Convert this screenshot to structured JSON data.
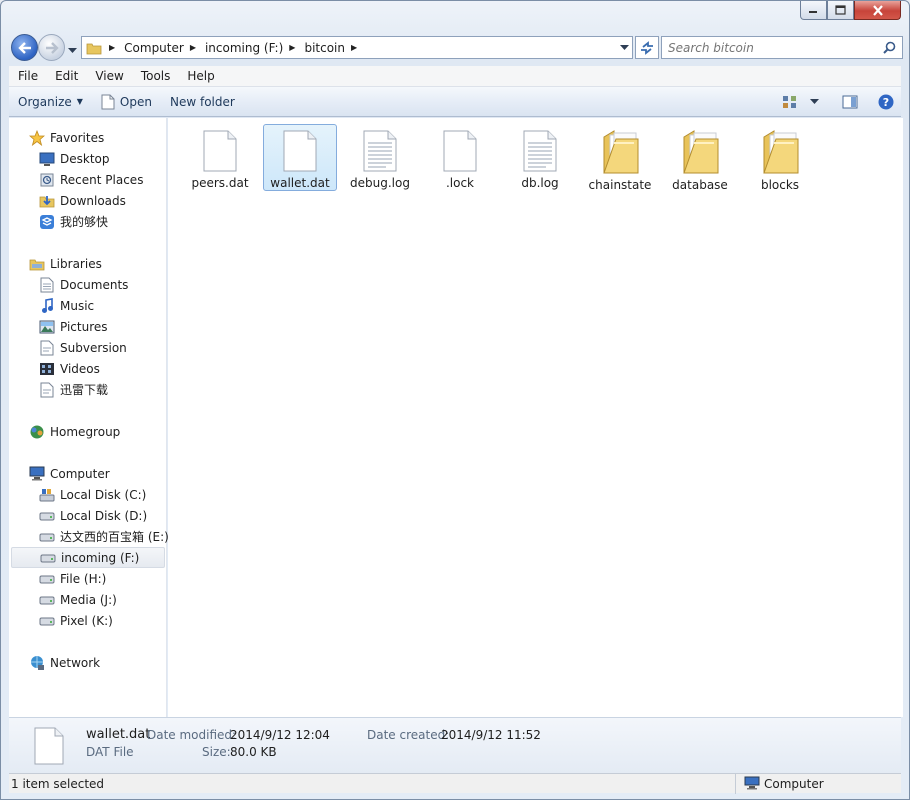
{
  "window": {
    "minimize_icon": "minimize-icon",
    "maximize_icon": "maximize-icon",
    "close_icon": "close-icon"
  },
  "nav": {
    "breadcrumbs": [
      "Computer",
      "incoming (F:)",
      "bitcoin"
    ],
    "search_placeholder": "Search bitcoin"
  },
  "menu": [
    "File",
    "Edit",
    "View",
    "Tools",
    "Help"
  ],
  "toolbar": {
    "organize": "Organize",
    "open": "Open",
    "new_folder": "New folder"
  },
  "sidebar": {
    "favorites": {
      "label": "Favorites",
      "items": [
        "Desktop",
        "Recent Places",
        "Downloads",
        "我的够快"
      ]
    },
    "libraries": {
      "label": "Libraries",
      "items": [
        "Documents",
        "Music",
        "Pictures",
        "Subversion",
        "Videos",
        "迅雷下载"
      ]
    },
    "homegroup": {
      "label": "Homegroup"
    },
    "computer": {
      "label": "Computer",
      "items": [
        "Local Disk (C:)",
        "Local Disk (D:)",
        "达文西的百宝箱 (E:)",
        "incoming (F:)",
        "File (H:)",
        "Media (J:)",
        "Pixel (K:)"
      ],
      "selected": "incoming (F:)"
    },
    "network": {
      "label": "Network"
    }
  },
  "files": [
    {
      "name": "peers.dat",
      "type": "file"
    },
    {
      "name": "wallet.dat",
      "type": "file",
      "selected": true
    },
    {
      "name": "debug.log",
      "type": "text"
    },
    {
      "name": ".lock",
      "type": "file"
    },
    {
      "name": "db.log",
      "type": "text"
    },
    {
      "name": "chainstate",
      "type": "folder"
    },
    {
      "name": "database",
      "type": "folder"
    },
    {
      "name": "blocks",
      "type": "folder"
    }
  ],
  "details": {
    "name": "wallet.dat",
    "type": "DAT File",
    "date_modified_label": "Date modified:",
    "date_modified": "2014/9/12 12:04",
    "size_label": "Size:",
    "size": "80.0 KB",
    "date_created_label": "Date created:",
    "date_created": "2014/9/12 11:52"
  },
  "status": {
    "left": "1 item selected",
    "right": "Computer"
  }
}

***

■ JOB: Omit the pictures and output all of the other material exactly.

■ TASK RESPONSE:
Convert this screenshot to structured JSON data.
{
  "window": {
    "minimize_icon": "minimize-icon",
    "maximize_icon": "maximize-icon",
    "close_icon": "close-icon"
  },
  "nav": {
    "breadcrumbs": [
      "Computer",
      "incoming (F:)",
      "bitcoin"
    ],
    "search_placeholder": "Search bitcoin"
  },
  "menu": [
    "File",
    "Edit",
    "View",
    "Tools",
    "Help"
  ],
  "toolbar": {
    "organize": "Organize",
    "open": "Open",
    "new_folder": "New folder"
  },
  "sidebar": {
    "favorites": {
      "label": "Favorites",
      "items": [
        "Desktop",
        "Recent Places",
        "Downloads",
        "我的够快"
      ]
    },
    "libraries": {
      "label": "Libraries",
      "items": [
        "Documents",
        "Music",
        "Pictures",
        "Subversion",
        "Videos",
        "迅雷下载"
      ]
    },
    "homegroup": {
      "label": "Homegroup"
    },
    "computer": {
      "label": "Computer",
      "items": [
        "Local Disk (C:)",
        "Local Disk (D:)",
        "达文西的百宝箱 (E:)",
        "incoming (F:)",
        "File (H:)",
        "Media (J:)",
        "Pixel (K:)"
      ],
      "selected": "incoming (F:)"
    },
    "network": {
      "label": "Network"
    }
  },
  "files": [
    {
      "name": "peers.dat",
      "type": "file"
    },
    {
      "name": "wallet.dat",
      "type": "file",
      "selected": true
    },
    {
      "name": "debug.log",
      "type": "text"
    },
    {
      "name": ".lock",
      "type": "file"
    },
    {
      "name": "db.log",
      "type": "text"
    },
    {
      "name": "chainstate",
      "type": "folder"
    },
    {
      "name": "database",
      "type": "folder"
    },
    {
      "name": "blocks",
      "type": "folder"
    }
  ],
  "details": {
    "name": "wallet.dat",
    "type": "DAT File",
    "date_modified_label": "Date modified:",
    "date_modified": "2014/9/12 12:04",
    "size_label": "Size:",
    "size": "80.0 KB",
    "date_created_label": "Date created:",
    "date_created": "2014/9/12 11:52"
  },
  "status": {
    "left": "1 item selected",
    "right": "Computer"
  }
}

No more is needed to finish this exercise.